──────── DATASET EXTRACT

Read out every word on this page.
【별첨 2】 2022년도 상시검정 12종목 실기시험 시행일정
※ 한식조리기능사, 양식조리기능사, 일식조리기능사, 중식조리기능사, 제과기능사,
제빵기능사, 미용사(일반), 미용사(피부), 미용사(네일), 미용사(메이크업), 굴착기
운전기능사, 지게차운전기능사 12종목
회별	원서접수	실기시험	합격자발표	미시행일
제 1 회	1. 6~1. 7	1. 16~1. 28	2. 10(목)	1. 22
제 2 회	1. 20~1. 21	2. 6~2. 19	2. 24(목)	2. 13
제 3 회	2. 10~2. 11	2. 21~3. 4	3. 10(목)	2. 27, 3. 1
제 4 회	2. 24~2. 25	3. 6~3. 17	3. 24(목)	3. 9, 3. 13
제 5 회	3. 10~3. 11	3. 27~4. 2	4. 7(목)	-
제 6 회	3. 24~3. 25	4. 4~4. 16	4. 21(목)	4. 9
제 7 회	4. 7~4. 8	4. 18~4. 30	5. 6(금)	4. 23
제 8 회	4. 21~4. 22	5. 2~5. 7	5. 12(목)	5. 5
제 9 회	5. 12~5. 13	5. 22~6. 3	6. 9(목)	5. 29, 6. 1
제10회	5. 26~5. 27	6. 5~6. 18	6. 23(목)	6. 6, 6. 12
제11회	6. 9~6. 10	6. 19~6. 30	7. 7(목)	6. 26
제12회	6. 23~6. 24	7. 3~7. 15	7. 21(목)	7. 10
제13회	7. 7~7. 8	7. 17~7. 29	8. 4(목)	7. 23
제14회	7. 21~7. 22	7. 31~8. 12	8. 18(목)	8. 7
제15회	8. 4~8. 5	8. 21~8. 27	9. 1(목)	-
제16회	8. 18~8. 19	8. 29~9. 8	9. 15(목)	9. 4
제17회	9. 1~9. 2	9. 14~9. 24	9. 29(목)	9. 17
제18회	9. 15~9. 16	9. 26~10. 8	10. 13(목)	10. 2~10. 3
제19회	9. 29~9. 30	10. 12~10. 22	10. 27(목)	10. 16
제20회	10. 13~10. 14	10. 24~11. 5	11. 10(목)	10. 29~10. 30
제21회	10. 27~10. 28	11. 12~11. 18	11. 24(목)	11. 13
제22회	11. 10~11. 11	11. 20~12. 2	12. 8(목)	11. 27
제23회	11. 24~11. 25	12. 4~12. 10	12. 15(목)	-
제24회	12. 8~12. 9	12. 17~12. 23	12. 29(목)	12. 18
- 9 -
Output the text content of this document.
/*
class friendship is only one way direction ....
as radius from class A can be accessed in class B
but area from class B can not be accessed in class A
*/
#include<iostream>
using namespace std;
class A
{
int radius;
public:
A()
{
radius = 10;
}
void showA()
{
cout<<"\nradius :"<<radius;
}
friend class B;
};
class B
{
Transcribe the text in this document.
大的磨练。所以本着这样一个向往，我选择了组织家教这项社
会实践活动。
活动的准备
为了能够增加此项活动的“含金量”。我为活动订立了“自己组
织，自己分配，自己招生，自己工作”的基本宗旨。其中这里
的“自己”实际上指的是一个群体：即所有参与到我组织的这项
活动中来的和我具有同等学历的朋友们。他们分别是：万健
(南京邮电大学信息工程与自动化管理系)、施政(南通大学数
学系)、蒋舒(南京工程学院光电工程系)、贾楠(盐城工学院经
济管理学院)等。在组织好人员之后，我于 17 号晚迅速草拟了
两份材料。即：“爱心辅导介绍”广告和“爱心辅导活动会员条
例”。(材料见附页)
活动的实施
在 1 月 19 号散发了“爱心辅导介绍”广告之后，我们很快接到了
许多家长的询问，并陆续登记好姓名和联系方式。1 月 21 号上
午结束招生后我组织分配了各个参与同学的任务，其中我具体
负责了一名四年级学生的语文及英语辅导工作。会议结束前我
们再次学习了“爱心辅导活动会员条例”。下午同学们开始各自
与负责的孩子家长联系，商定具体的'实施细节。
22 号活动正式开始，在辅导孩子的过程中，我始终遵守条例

────────────────

Please list every line of the records that contains "class".

class friendship is only one way direction ....
as radius from class A can be accessed in class B
but area from class B can not be accessed in class A
class A
friend class B;
class B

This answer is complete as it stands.